EXERCISE DETAILS — Return every line of the records below verbatim, with no pictures in the copy.
++++++++++
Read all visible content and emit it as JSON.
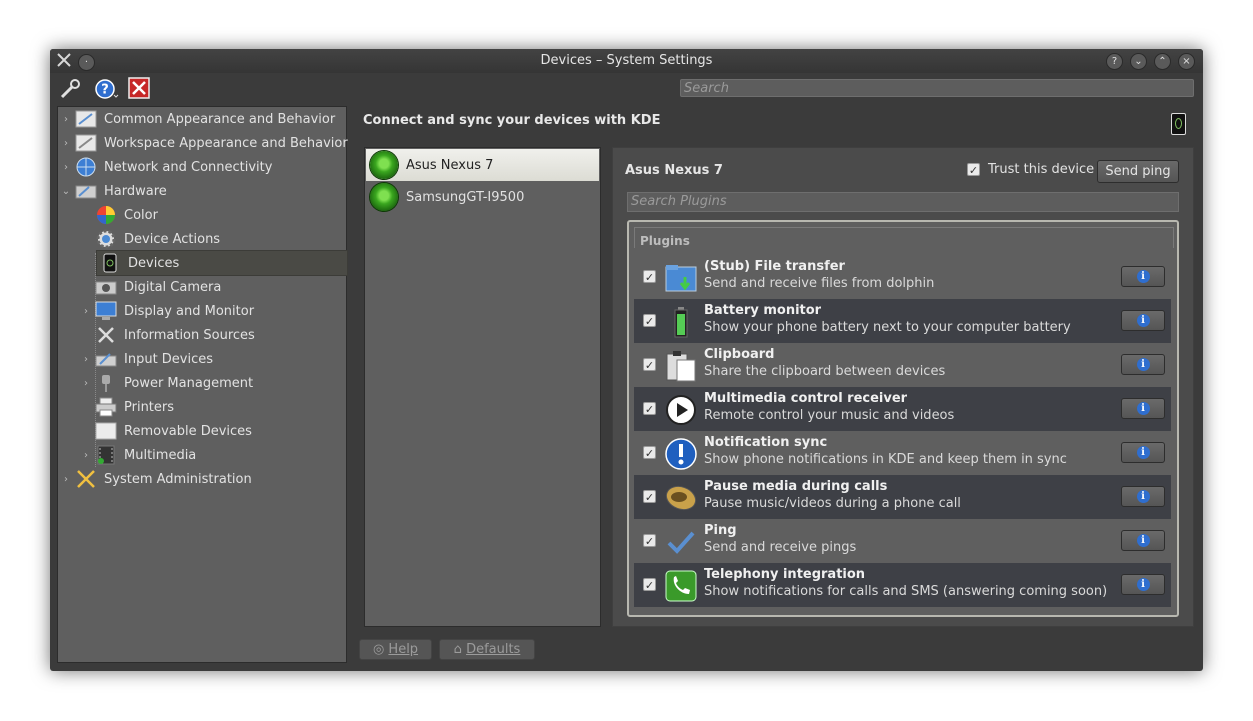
{
  "window": {
    "title": "Devices – System Settings"
  },
  "toolbar": {
    "search_placeholder": "Search"
  },
  "sidebar": {
    "items": [
      {
        "label": "Common Appearance and Behavior",
        "icon": "appearance-icon",
        "level": 0,
        "expandable": true
      },
      {
        "label": "Workspace Appearance and Behavior",
        "icon": "workspace-icon",
        "level": 0,
        "expandable": true
      },
      {
        "label": "Network and Connectivity",
        "icon": "network-globe-icon",
        "level": 0,
        "expandable": true
      },
      {
        "label": "Hardware",
        "icon": "hardware-icon",
        "level": 0,
        "expanded": true
      },
      {
        "label": "Color",
        "icon": "color-wheel-icon",
        "level": 1
      },
      {
        "label": "Device Actions",
        "icon": "device-actions-icon",
        "level": 1
      },
      {
        "label": "Devices",
        "icon": "phone-icon",
        "level": 1,
        "selected": true
      },
      {
        "label": "Digital Camera",
        "icon": "camera-icon",
        "level": 1
      },
      {
        "label": "Display and Monitor",
        "icon": "monitor-icon",
        "level": 1,
        "expandable": true
      },
      {
        "label": "Information Sources",
        "icon": "tools-icon",
        "level": 1
      },
      {
        "label": "Input Devices",
        "icon": "input-devices-icon",
        "level": 1,
        "expandable": true
      },
      {
        "label": "Power Management",
        "icon": "power-icon",
        "level": 1,
        "expandable": true
      },
      {
        "label": "Printers",
        "icon": "printer-icon",
        "level": 1
      },
      {
        "label": "Removable Devices",
        "icon": "removable-drive-icon",
        "level": 1
      },
      {
        "label": "Multimedia",
        "icon": "multimedia-icon",
        "level": 1,
        "expandable": true
      },
      {
        "label": "System Administration",
        "icon": "system-admin-icon",
        "level": 0,
        "expandable": true
      }
    ]
  },
  "main": {
    "heading": "Connect and sync your devices with KDE",
    "devices": [
      {
        "name": "Asus Nexus 7",
        "selected": true
      },
      {
        "name": "SamsungGT-I9500",
        "selected": false
      }
    ],
    "device_name": "Asus Nexus 7",
    "trust_label": "Trust this device",
    "trust_checked": true,
    "send_ping_label": "Send ping",
    "search_plugins_placeholder": "Search Plugins",
    "plugins_header": "Plugins",
    "plugins": [
      {
        "name": "(Stub) File transfer",
        "desc": "Send and receive files from dolphin",
        "icon": "folder-download-icon",
        "checked": true
      },
      {
        "name": "Battery monitor",
        "desc": "Show your phone battery next to your computer battery",
        "icon": "battery-icon",
        "checked": true
      },
      {
        "name": "Clipboard",
        "desc": "Share the clipboard between devices",
        "icon": "clipboard-icon",
        "checked": true
      },
      {
        "name": "Multimedia control receiver",
        "desc": "Remote control your music and videos",
        "icon": "play-icon",
        "checked": true
      },
      {
        "name": "Notification sync",
        "desc": "Show phone notifications in KDE and keep them in sync",
        "icon": "notification-icon",
        "checked": true
      },
      {
        "name": "Pause media during calls",
        "desc": "Pause music/videos during a phone call",
        "icon": "speaker-icon",
        "checked": true
      },
      {
        "name": "Ping",
        "desc": "Send and receive pings",
        "icon": "checkmark-icon",
        "checked": true
      },
      {
        "name": "Telephony integration",
        "desc": "Show notifications for calls and SMS (answering coming soon)",
        "icon": "telephone-icon",
        "checked": true
      }
    ],
    "help_label": "Help",
    "defaults_label": "Defaults"
  }
}
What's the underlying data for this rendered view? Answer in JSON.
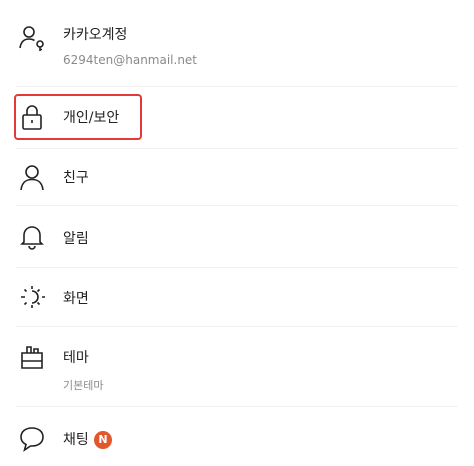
{
  "settings": {
    "items": [
      {
        "label": "카카오계정",
        "sub": "6294ten@hanmail.net",
        "icon": "person-key-icon"
      },
      {
        "label": "개인/보안",
        "icon": "lock-icon"
      },
      {
        "label": "친구",
        "icon": "person-icon"
      },
      {
        "label": "알림",
        "icon": "bell-icon"
      },
      {
        "label": "화면",
        "icon": "sun-icon"
      },
      {
        "label": "테마",
        "sub": "기본테마",
        "icon": "paintbrush-icon"
      },
      {
        "label": "채팅",
        "badge": "N",
        "icon": "chat-bubble-icon"
      }
    ]
  },
  "colors": {
    "highlight": "#e23a3a",
    "badge": "#e2572b",
    "text": "#222222",
    "subtext": "#8a8a8a"
  }
}
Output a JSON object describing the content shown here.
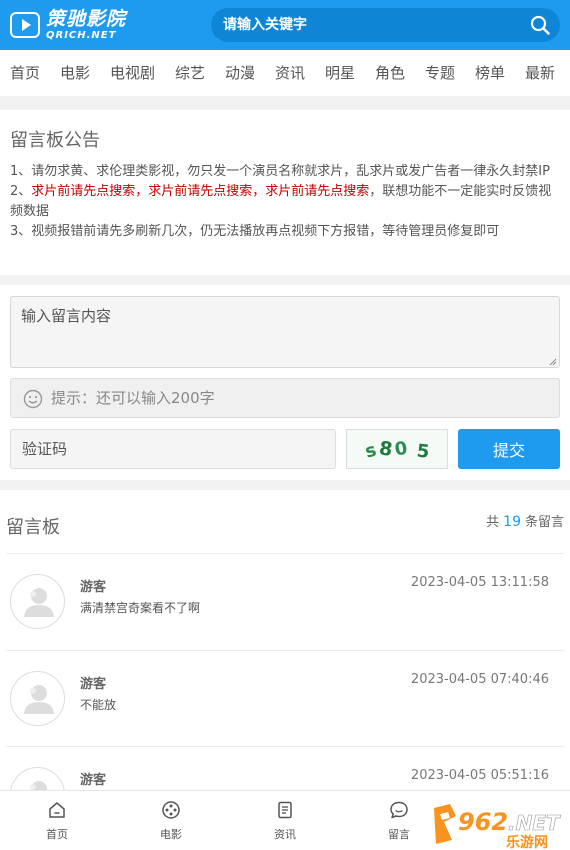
{
  "header": {
    "logo_name": "策驰影院",
    "logo_sub": "QRICH.NET",
    "search_placeholder": "请输入关键字"
  },
  "nav": [
    "首页",
    "电影",
    "电视剧",
    "综艺",
    "动漫",
    "资讯",
    "明星",
    "角色",
    "专题",
    "榜单",
    "最新"
  ],
  "notice": {
    "title": "留言板公告",
    "line1": "1、请勿求黄、求伦理类影视，勿只发一个演员名称就求片，乱求片或发广告者一律永久封禁IP",
    "line2_prefix": "2、",
    "line2_red": "求片前请先点搜索，求片前请先点搜索，求片前请先点搜索",
    "line2_suffix": "，联想功能不一定能实时反馈视频数据",
    "line3": "3、视频报错前请先多刷新几次，仍无法播放再点视频下方报错，等待管理员修复即可"
  },
  "form": {
    "content_placeholder": "输入留言内容",
    "tip": "提示：还可以输入200字",
    "captcha_placeholder": "验证码",
    "captcha_text": "s8 0 5",
    "submit_label": "提交"
  },
  "board": {
    "title": "留言板",
    "count_prefix": "共",
    "count": "19",
    "count_suffix": "条留言",
    "messages": [
      {
        "user": "游客",
        "time": "2023-04-05 13:11:58",
        "text": "满清禁宫奇案看不了啊"
      },
      {
        "user": "游客",
        "time": "2023-04-05 07:40:46",
        "text": "不能放"
      },
      {
        "user": "游客",
        "time": "2023-04-05 05:51:16",
        "text": ""
      }
    ]
  },
  "tabbar": [
    {
      "label": "首页",
      "icon": "home-icon"
    },
    {
      "label": "电影",
      "icon": "film-reel-icon"
    },
    {
      "label": "资讯",
      "icon": "news-icon"
    },
    {
      "label": "留言",
      "icon": "chat-bubble-icon"
    }
  ],
  "watermark": {
    "brand": "962.NET",
    "sub": "乐游网"
  },
  "colors": {
    "primary": "#1e9bef",
    "warning": "#c40000"
  }
}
++++++++++
TASK RESPONSE —
Read all visible content and emit it as JSON.
{
  "window": {
    "title": "Devices – System Settings"
  },
  "toolbar": {
    "search_placeholder": "Search"
  },
  "sidebar": {
    "items": [
      {
        "label": "Common Appearance and Behavior",
        "icon": "appearance-icon",
        "level": 0,
        "expandable": true
      },
      {
        "label": "Workspace Appearance and Behavior",
        "icon": "workspace-icon",
        "level": 0,
        "expandable": true
      },
      {
        "label": "Network and Connectivity",
        "icon": "network-globe-icon",
        "level": 0,
        "expandable": true
      },
      {
        "label": "Hardware",
        "icon": "hardware-icon",
        "level": 0,
        "expanded": true
      },
      {
        "label": "Color",
        "icon": "color-wheel-icon",
        "level": 1
      },
      {
        "label": "Device Actions",
        "icon": "device-actions-icon",
        "level": 1
      },
      {
        "label": "Devices",
        "icon": "phone-icon",
        "level": 1,
        "selected": true
      },
      {
        "label": "Digital Camera",
        "icon": "camera-icon",
        "level": 1
      },
      {
        "label": "Display and Monitor",
        "icon": "monitor-icon",
        "level": 1,
        "expandable": true
      },
      {
        "label": "Information Sources",
        "icon": "tools-icon",
        "level": 1
      },
      {
        "label": "Input Devices",
        "icon": "input-devices-icon",
        "level": 1,
        "expandable": true
      },
      {
        "label": "Power Management",
        "icon": "power-icon",
        "level": 1,
        "expandable": true
      },
      {
        "label": "Printers",
        "icon": "printer-icon",
        "level": 1
      },
      {
        "label": "Removable Devices",
        "icon": "removable-drive-icon",
        "level": 1
      },
      {
        "label": "Multimedia",
        "icon": "multimedia-icon",
        "level": 1,
        "expandable": true
      },
      {
        "label": "System Administration",
        "icon": "system-admin-icon",
        "level": 0,
        "expandable": true
      }
    ]
  },
  "main": {
    "heading": "Connect and sync your devices with KDE",
    "devices": [
      {
        "name": "Asus Nexus 7",
        "selected": true
      },
      {
        "name": "SamsungGT-I9500",
        "selected": false
      }
    ],
    "device_name": "Asus Nexus 7",
    "trust_label": "Trust this device",
    "trust_checked": true,
    "send_ping_label": "Send ping",
    "search_plugins_placeholder": "Search Plugins",
    "plugins_header": "Plugins",
    "plugins": [
      {
        "name": "(Stub) File transfer",
        "desc": "Send and receive files from dolphin",
        "icon": "folder-download-icon",
        "checked": true
      },
      {
        "name": "Battery monitor",
        "desc": "Show your phone battery next to your computer battery",
        "icon": "battery-icon",
        "checked": true
      },
      {
        "name": "Clipboard",
        "desc": "Share the clipboard between devices",
        "icon": "clipboard-icon",
        "checked": true
      },
      {
        "name": "Multimedia control receiver",
        "desc": "Remote control your music and videos",
        "icon": "play-icon",
        "checked": true
      },
      {
        "name": "Notification sync",
        "desc": "Show phone notifications in KDE and keep them in sync",
        "icon": "notification-icon",
        "checked": true
      },
      {
        "name": "Pause media during calls",
        "desc": "Pause music/videos during a phone call",
        "icon": "speaker-icon",
        "checked": true
      },
      {
        "name": "Ping",
        "desc": "Send and receive pings",
        "icon": "checkmark-icon",
        "checked": true
      },
      {
        "name": "Telephony integration",
        "desc": "Show notifications for calls and SMS (answering coming soon)",
        "icon": "telephone-icon",
        "checked": true
      }
    ],
    "help_label": "Help",
    "defaults_label": "Defaults"
  }
}
What's the underlying data for this rendered view? Answer in JSON.
{
  "settings": {
    "items": [
      {
        "label": "카카오계정",
        "sub": "6294ten@hanmail.net",
        "icon": "person-key-icon"
      },
      {
        "label": "개인/보안",
        "icon": "lock-icon"
      },
      {
        "label": "친구",
        "icon": "person-icon"
      },
      {
        "label": "알림",
        "icon": "bell-icon"
      },
      {
        "label": "화면",
        "icon": "sun-icon"
      },
      {
        "label": "테마",
        "sub": "기본테마",
        "icon": "paintbrush-icon"
      },
      {
        "label": "채팅",
        "badge": "N",
        "icon": "chat-bubble-icon"
      }
    ]
  },
  "colors": {
    "highlight": "#e23a3a",
    "badge": "#e2572b",
    "text": "#222222",
    "subtext": "#8a8a8a"
  }
}
Output a JSON object describing the content shown here.
{
  "header": {
    "logo_name": "策驰影院",
    "logo_sub": "QRICH.NET",
    "search_placeholder": "请输入关键字"
  },
  "nav": [
    "首页",
    "电影",
    "电视剧",
    "综艺",
    "动漫",
    "资讯",
    "明星",
    "角色",
    "专题",
    "榜单",
    "最新"
  ],
  "notice": {
    "title": "留言板公告",
    "line1": "1、请勿求黄、求伦理类影视，勿只发一个演员名称就求片，乱求片或发广告者一律永久封禁IP",
    "line2_prefix": "2、",
    "line2_red": "求片前请先点搜索，求片前请先点搜索，求片前请先点搜索",
    "line2_suffix": "，联想功能不一定能实时反馈视频数据",
    "line3": "3、视频报错前请先多刷新几次，仍无法播放再点视频下方报错，等待管理员修复即可"
  },
  "form": {
    "content_placeholder": "输入留言内容",
    "tip": "提示：还可以输入200字",
    "captcha_placeholder": "验证码",
    "captcha_text": "s8 0 5",
    "submit_label": "提交"
  },
  "board": {
    "title": "留言板",
    "count_prefix": "共",
    "count": "19",
    "count_suffix": "条留言",
    "messages": [
      {
        "user": "游客",
        "time": "2023-04-05 13:11:58",
        "text": "满清禁宫奇案看不了啊"
      },
      {
        "user": "游客",
        "time": "2023-04-05 07:40:46",
        "text": "不能放"
      },
      {
        "user": "游客",
        "time": "2023-04-05 05:51:16",
        "text": ""
      }
    ]
  },
  "tabbar": [
    {
      "label": "首页",
      "icon": "home-icon"
    },
    {
      "label": "电影",
      "icon": "film-reel-icon"
    },
    {
      "label": "资讯",
      "icon": "news-icon"
    },
    {
      "label": "留言",
      "icon": "chat-bubble-icon"
    }
  ],
  "watermark": {
    "brand": "962.NET",
    "sub": "乐游网"
  },
  "colors": {
    "primary": "#1e9bef",
    "warning": "#c40000"
  }
}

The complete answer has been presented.